What is expected: An exact copy of the records is required, minus the pictures they hold.

Record list:
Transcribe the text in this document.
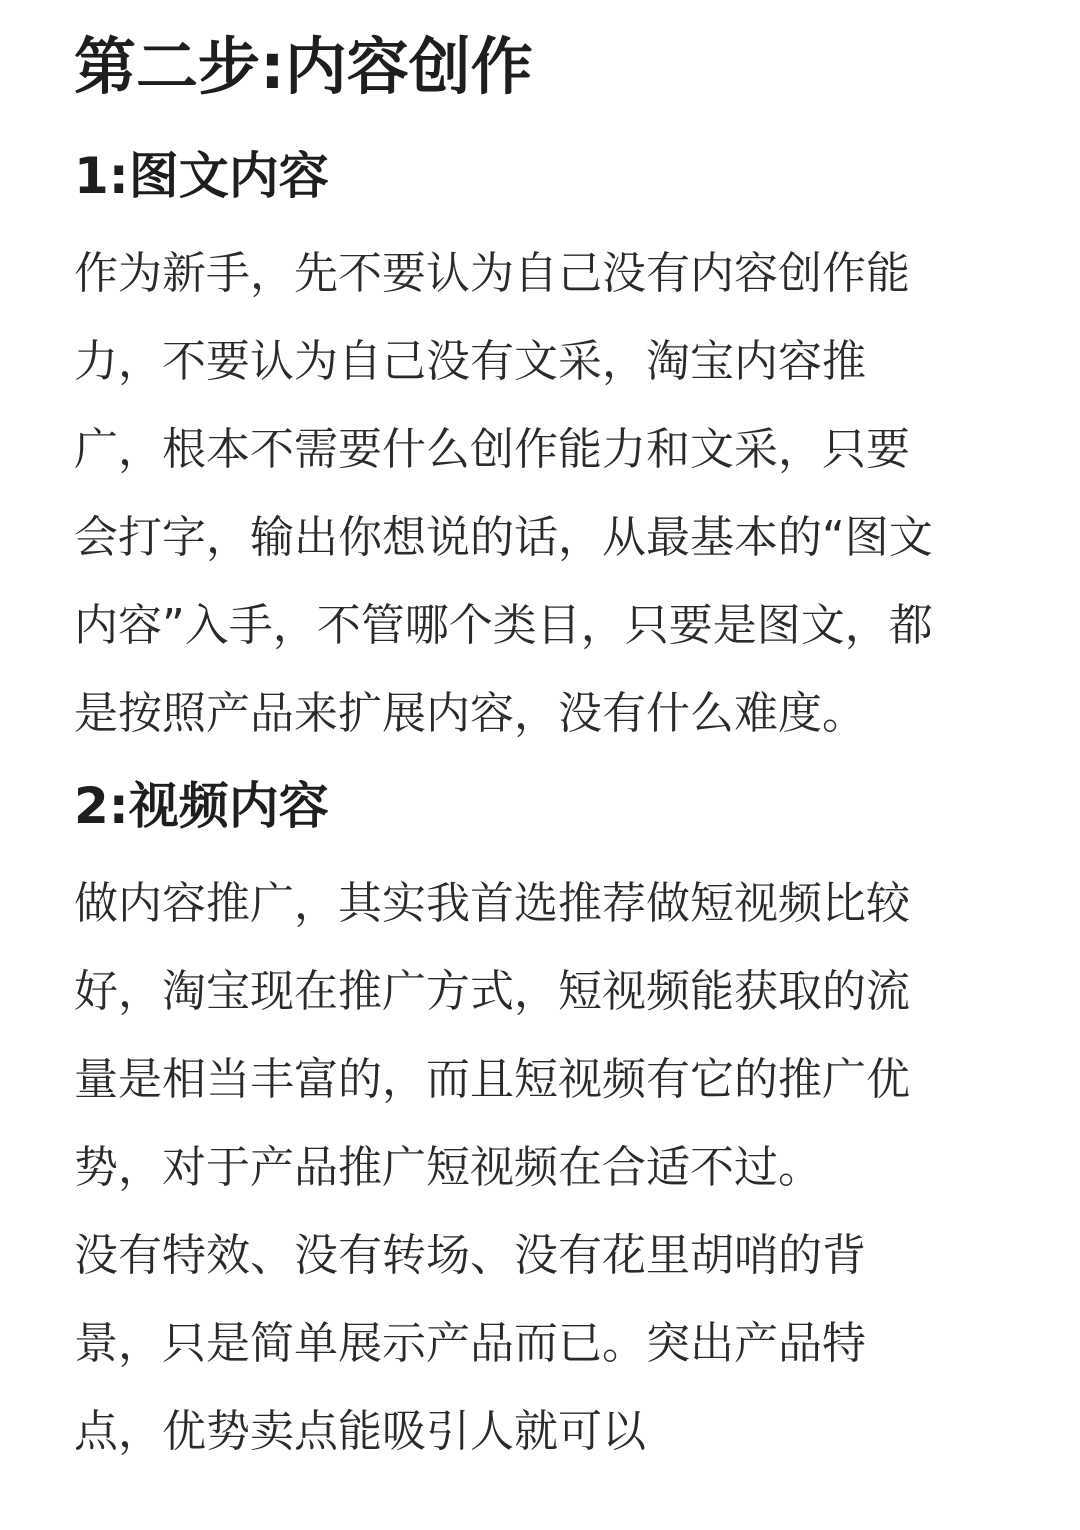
第二步:内容创作
1:图文内容

作为新手，先不要认为自己没有内容创作能
力，不要认为自己没有文采，淘宝内容推
广，根本不需要什么创作能力和文采，只要
会打字，输出你想说的话，从最基本的“图文
内容”入手，不管哪个类目，只要是图文，都
是按照产品来扩展内容，没有什么难度。

2:视频内容

做内容推广，其实我首选推荐做短视频比较
好，淘宝现在推广方式，短视频能获取的流
量是相当丰富的，而且短视频有它的推广优
势，对于产品推广短视频在合适不过。

没有特效、没有转场、没有花里胡哨的背
景，只是简单展示产品而已。突出产品特
点，优势卖点能吸引人就可以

Correct response:
Transcribe the text in this document.
第二步:内容创作
1:图文内容

作为新手，先不要认为自己没有内容创作能
力，不要认为自己没有文采，淘宝内容推
广，根本不需要什么创作能力和文采，只要
会打字，输出你想说的话，从最基本的“图文
内容”入手，不管哪个类目，只要是图文，都
是按照产品来扩展内容，没有什么难度。

2:视频内容

做内容推广，其实我首选推荐做短视频比较
好，淘宝现在推广方式，短视频能获取的流
量是相当丰富的，而且短视频有它的推广优
势，对于产品推广短视频在合适不过。

没有特效、没有转场、没有花里胡哨的背
景，只是简单展示产品而已。突出产品特
点，优势卖点能吸引人就可以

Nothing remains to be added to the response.